__WHAT IS REQUIRED__
Give back each entry unchanged, minus pictures.

__LISTING__
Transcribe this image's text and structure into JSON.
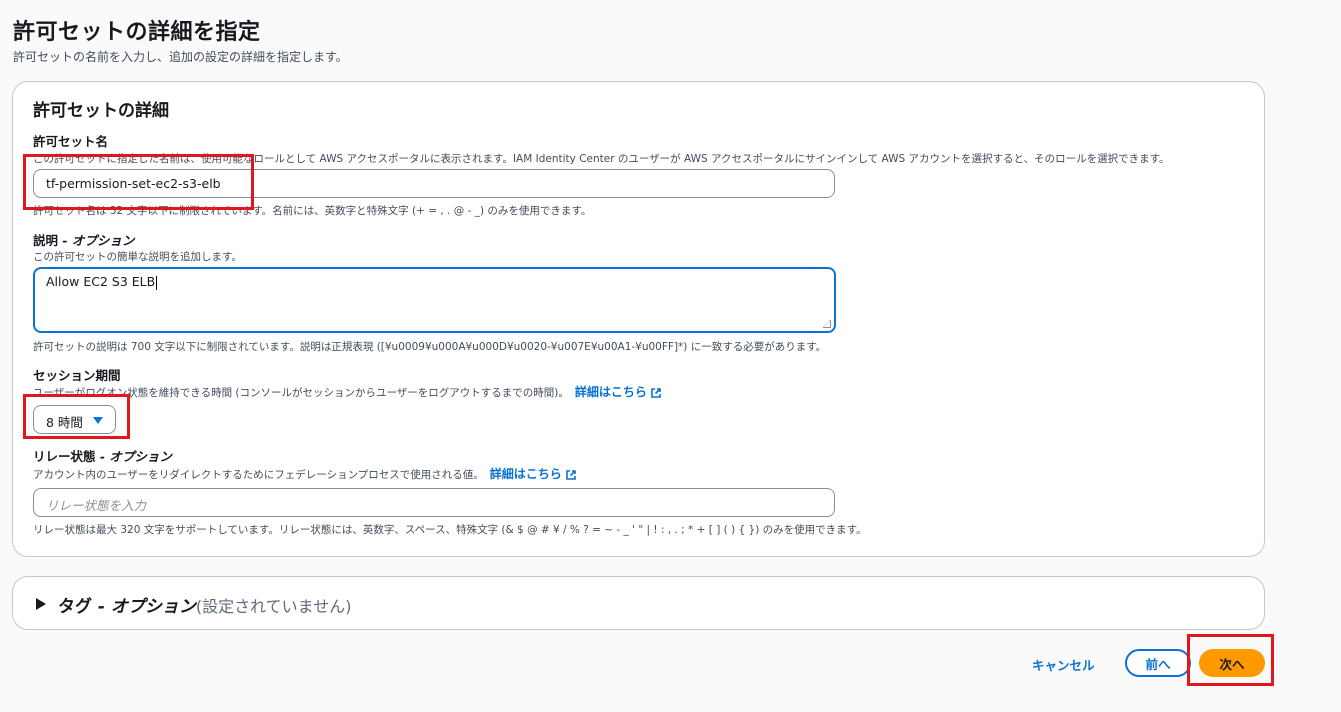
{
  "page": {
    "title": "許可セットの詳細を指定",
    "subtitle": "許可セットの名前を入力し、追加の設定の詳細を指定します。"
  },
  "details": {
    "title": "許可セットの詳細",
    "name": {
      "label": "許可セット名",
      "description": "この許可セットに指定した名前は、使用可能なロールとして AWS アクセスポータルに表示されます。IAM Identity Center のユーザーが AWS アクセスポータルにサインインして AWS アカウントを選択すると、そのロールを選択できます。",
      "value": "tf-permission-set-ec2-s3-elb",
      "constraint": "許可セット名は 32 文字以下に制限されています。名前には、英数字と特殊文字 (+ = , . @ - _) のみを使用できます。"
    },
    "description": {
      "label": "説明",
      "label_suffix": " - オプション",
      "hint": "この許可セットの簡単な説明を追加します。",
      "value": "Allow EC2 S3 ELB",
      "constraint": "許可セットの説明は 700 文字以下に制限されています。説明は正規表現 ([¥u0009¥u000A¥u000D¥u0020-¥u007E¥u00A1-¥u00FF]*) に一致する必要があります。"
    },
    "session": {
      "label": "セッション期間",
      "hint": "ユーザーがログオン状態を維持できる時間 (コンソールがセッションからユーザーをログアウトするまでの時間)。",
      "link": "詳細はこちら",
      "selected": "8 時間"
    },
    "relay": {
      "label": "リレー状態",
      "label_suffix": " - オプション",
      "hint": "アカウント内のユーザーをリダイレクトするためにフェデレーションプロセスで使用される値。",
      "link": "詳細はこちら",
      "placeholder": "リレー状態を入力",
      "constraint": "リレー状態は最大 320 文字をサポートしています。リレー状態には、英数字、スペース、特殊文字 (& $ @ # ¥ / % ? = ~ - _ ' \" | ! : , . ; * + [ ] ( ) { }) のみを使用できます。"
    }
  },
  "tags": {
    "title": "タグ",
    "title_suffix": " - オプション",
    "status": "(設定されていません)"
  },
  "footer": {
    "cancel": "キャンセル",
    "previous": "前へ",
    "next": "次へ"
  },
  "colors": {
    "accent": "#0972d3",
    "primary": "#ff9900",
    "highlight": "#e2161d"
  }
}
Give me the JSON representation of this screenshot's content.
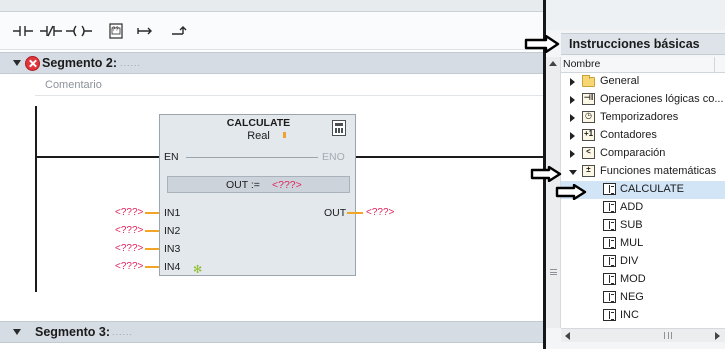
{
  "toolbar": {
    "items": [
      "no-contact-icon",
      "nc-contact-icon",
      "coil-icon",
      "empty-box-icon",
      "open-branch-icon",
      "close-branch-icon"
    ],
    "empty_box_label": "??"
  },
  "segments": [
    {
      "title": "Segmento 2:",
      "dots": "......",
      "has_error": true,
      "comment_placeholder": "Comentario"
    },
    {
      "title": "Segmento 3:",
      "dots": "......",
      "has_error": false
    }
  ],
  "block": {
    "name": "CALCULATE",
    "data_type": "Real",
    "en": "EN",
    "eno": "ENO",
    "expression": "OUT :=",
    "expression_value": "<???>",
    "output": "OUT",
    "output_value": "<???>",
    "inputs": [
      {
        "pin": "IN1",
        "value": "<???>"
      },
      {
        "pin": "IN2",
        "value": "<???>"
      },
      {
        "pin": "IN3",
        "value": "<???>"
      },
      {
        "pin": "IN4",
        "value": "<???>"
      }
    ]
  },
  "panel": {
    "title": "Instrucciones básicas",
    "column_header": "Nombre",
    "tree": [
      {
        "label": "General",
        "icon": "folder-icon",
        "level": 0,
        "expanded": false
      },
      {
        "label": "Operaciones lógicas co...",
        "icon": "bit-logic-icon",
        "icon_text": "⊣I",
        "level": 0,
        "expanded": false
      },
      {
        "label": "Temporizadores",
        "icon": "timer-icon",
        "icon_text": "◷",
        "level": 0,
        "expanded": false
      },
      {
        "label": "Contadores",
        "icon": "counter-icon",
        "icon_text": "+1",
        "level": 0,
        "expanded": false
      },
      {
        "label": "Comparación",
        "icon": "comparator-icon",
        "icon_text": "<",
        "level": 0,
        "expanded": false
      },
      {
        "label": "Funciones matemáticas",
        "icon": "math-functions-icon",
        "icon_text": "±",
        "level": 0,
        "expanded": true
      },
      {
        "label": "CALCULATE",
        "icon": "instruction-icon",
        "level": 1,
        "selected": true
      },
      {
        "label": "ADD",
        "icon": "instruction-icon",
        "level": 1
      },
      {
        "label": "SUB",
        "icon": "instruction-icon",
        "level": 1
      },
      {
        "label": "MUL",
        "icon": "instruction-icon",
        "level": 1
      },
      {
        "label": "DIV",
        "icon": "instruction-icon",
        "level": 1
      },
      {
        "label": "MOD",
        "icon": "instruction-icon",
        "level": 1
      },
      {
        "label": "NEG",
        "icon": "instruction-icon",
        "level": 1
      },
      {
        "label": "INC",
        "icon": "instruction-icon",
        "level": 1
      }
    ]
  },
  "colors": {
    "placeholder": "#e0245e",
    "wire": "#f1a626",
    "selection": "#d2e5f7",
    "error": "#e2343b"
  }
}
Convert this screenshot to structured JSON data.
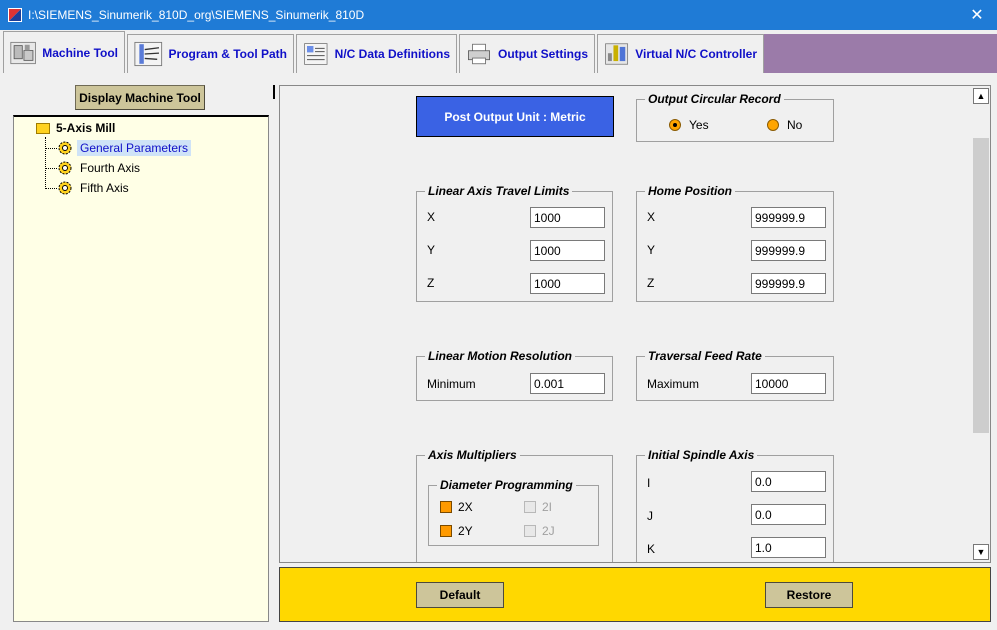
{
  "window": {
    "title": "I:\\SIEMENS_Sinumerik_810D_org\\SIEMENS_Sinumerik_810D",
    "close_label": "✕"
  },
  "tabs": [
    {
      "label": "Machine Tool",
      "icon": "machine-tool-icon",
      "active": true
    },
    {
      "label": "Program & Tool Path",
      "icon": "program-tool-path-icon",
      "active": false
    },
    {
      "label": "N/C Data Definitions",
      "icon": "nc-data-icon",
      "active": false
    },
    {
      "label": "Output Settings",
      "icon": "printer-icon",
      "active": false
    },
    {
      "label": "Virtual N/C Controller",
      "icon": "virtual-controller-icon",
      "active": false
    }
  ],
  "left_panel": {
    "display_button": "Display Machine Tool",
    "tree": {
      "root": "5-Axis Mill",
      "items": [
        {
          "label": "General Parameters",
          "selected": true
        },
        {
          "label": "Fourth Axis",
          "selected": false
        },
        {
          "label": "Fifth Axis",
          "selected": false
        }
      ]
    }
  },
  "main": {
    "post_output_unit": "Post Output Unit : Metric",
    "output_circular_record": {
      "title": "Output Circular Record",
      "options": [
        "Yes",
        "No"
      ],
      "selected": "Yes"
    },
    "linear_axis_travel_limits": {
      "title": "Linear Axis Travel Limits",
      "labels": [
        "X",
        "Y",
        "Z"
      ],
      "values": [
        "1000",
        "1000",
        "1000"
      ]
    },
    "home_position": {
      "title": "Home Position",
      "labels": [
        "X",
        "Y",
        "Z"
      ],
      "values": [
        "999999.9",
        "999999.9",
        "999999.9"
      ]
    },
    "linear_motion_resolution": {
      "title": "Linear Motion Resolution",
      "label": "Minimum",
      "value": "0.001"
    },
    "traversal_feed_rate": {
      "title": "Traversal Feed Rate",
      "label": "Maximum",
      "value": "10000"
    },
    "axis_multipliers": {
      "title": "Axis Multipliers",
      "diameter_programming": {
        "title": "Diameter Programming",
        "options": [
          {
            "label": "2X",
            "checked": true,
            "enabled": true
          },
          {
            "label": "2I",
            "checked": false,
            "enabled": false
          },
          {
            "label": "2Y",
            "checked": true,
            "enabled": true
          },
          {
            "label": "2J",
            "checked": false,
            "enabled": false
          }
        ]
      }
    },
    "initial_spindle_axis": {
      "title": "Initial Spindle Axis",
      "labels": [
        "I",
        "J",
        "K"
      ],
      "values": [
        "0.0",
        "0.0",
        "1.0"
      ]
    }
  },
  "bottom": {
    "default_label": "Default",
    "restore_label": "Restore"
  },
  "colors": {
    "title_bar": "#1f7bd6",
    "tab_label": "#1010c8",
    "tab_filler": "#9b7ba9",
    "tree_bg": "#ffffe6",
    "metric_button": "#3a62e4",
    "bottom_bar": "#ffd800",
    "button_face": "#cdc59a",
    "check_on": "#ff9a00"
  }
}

__THE SOLUTION__
Transcribe this image's text and structure into JSON.
{
  "page": {
    "title": "許可セットの詳細を指定",
    "subtitle": "許可セットの名前を入力し、追加の設定の詳細を指定します。"
  },
  "details": {
    "title": "許可セットの詳細",
    "name": {
      "label": "許可セット名",
      "description": "この許可セットに指定した名前は、使用可能なロールとして AWS アクセスポータルに表示されます。IAM Identity Center のユーザーが AWS アクセスポータルにサインインして AWS アカウントを選択すると、そのロールを選択できます。",
      "value": "tf-permission-set-ec2-s3-elb",
      "constraint": "許可セット名は 32 文字以下に制限されています。名前には、英数字と特殊文字 (+ = , . @ - _) のみを使用できます。"
    },
    "description": {
      "label": "説明",
      "label_suffix": " - オプション",
      "hint": "この許可セットの簡単な説明を追加します。",
      "value": "Allow EC2 S3 ELB",
      "constraint": "許可セットの説明は 700 文字以下に制限されています。説明は正規表現 ([¥u0009¥u000A¥u000D¥u0020-¥u007E¥u00A1-¥u00FF]*) に一致する必要があります。"
    },
    "session": {
      "label": "セッション期間",
      "hint": "ユーザーがログオン状態を維持できる時間 (コンソールがセッションからユーザーをログアウトするまでの時間)。",
      "link": "詳細はこちら",
      "selected": "8 時間"
    },
    "relay": {
      "label": "リレー状態",
      "label_suffix": " - オプション",
      "hint": "アカウント内のユーザーをリダイレクトするためにフェデレーションプロセスで使用される値。",
      "link": "詳細はこちら",
      "placeholder": "リレー状態を入力",
      "constraint": "リレー状態は最大 320 文字をサポートしています。リレー状態には、英数字、スペース、特殊文字 (& $ @ # ¥ / % ? = ~ - _ ' \" | ! : , . ; * + [ ] ( ) { }) のみを使用できます。"
    }
  },
  "tags": {
    "title": "タグ",
    "title_suffix": " - オプション",
    "status": "(設定されていません)"
  },
  "footer": {
    "cancel": "キャンセル",
    "previous": "前へ",
    "next": "次へ"
  },
  "colors": {
    "accent": "#0972d3",
    "primary": "#ff9900",
    "highlight": "#e2161d"
  }
}
Give me the JSON representation of this screenshot's content.
{
  "toolbar": {
    "items": [
      "no-contact-icon",
      "nc-contact-icon",
      "coil-icon",
      "empty-box-icon",
      "open-branch-icon",
      "close-branch-icon"
    ],
    "empty_box_label": "??"
  },
  "segments": [
    {
      "title": "Segmento 2:",
      "dots": "......",
      "has_error": true,
      "comment_placeholder": "Comentario"
    },
    {
      "title": "Segmento 3:",
      "dots": "......",
      "has_error": false
    }
  ],
  "block": {
    "name": "CALCULATE",
    "data_type": "Real",
    "en": "EN",
    "eno": "ENO",
    "expression": "OUT :=",
    "expression_value": "<???>",
    "output": "OUT",
    "output_value": "<???>",
    "inputs": [
      {
        "pin": "IN1",
        "value": "<???>"
      },
      {
        "pin": "IN2",
        "value": "<???>"
      },
      {
        "pin": "IN3",
        "value": "<???>"
      },
      {
        "pin": "IN4",
        "value": "<???>"
      }
    ]
  },
  "panel": {
    "title": "Instrucciones básicas",
    "column_header": "Nombre",
    "tree": [
      {
        "label": "General",
        "icon": "folder-icon",
        "level": 0,
        "expanded": false
      },
      {
        "label": "Operaciones lógicas co...",
        "icon": "bit-logic-icon",
        "icon_text": "⊣I",
        "level": 0,
        "expanded": false
      },
      {
        "label": "Temporizadores",
        "icon": "timer-icon",
        "icon_text": "◷",
        "level": 0,
        "expanded": false
      },
      {
        "label": "Contadores",
        "icon": "counter-icon",
        "icon_text": "+1",
        "level": 0,
        "expanded": false
      },
      {
        "label": "Comparación",
        "icon": "comparator-icon",
        "icon_text": "<",
        "level": 0,
        "expanded": false
      },
      {
        "label": "Funciones matemáticas",
        "icon": "math-functions-icon",
        "icon_text": "±",
        "level": 0,
        "expanded": true
      },
      {
        "label": "CALCULATE",
        "icon": "instruction-icon",
        "level": 1,
        "selected": true
      },
      {
        "label": "ADD",
        "icon": "instruction-icon",
        "level": 1
      },
      {
        "label": "SUB",
        "icon": "instruction-icon",
        "level": 1
      },
      {
        "label": "MUL",
        "icon": "instruction-icon",
        "level": 1
      },
      {
        "label": "DIV",
        "icon": "instruction-icon",
        "level": 1
      },
      {
        "label": "MOD",
        "icon": "instruction-icon",
        "level": 1
      },
      {
        "label": "NEG",
        "icon": "instruction-icon",
        "level": 1
      },
      {
        "label": "INC",
        "icon": "instruction-icon",
        "level": 1
      }
    ]
  },
  "colors": {
    "placeholder": "#e0245e",
    "wire": "#f1a626",
    "selection": "#d2e5f7",
    "error": "#e2343b"
  }
}
Convert this screenshot to structured JSON data.
{
  "window": {
    "title": "I:\\SIEMENS_Sinumerik_810D_org\\SIEMENS_Sinumerik_810D",
    "close_label": "✕"
  },
  "tabs": [
    {
      "label": "Machine Tool",
      "icon": "machine-tool-icon",
      "active": true
    },
    {
      "label": "Program & Tool Path",
      "icon": "program-tool-path-icon",
      "active": false
    },
    {
      "label": "N/C Data Definitions",
      "icon": "nc-data-icon",
      "active": false
    },
    {
      "label": "Output Settings",
      "icon": "printer-icon",
      "active": false
    },
    {
      "label": "Virtual N/C Controller",
      "icon": "virtual-controller-icon",
      "active": false
    }
  ],
  "left_panel": {
    "display_button": "Display Machine Tool",
    "tree": {
      "root": "5-Axis Mill",
      "items": [
        {
          "label": "General Parameters",
          "selected": true
        },
        {
          "label": "Fourth Axis",
          "selected": false
        },
        {
          "label": "Fifth Axis",
          "selected": false
        }
      ]
    }
  },
  "main": {
    "post_output_unit": "Post Output Unit : Metric",
    "output_circular_record": {
      "title": "Output Circular Record",
      "options": [
        "Yes",
        "No"
      ],
      "selected": "Yes"
    },
    "linear_axis_travel_limits": {
      "title": "Linear Axis Travel Limits",
      "labels": [
        "X",
        "Y",
        "Z"
      ],
      "values": [
        "1000",
        "1000",
        "1000"
      ]
    },
    "home_position": {
      "title": "Home Position",
      "labels": [
        "X",
        "Y",
        "Z"
      ],
      "values": [
        "999999.9",
        "999999.9",
        "999999.9"
      ]
    },
    "linear_motion_resolution": {
      "title": "Linear Motion Resolution",
      "label": "Minimum",
      "value": "0.001"
    },
    "traversal_feed_rate": {
      "title": "Traversal Feed Rate",
      "label": "Maximum",
      "value": "10000"
    },
    "axis_multipliers": {
      "title": "Axis Multipliers",
      "diameter_programming": {
        "title": "Diameter Programming",
        "options": [
          {
            "label": "2X",
            "checked": true,
            "enabled": true
          },
          {
            "label": "2I",
            "checked": false,
            "enabled": false
          },
          {
            "label": "2Y",
            "checked": true,
            "enabled": true
          },
          {
            "label": "2J",
            "checked": false,
            "enabled": false
          }
        ]
      }
    },
    "initial_spindle_axis": {
      "title": "Initial Spindle Axis",
      "labels": [
        "I",
        "J",
        "K"
      ],
      "values": [
        "0.0",
        "0.0",
        "1.0"
      ]
    }
  },
  "bottom": {
    "default_label": "Default",
    "restore_label": "Restore"
  },
  "colors": {
    "title_bar": "#1f7bd6",
    "tab_label": "#1010c8",
    "tab_filler": "#9b7ba9",
    "tree_bg": "#ffffe6",
    "metric_button": "#3a62e4",
    "bottom_bar": "#ffd800",
    "button_face": "#cdc59a",
    "check_on": "#ff9a00"
  }
}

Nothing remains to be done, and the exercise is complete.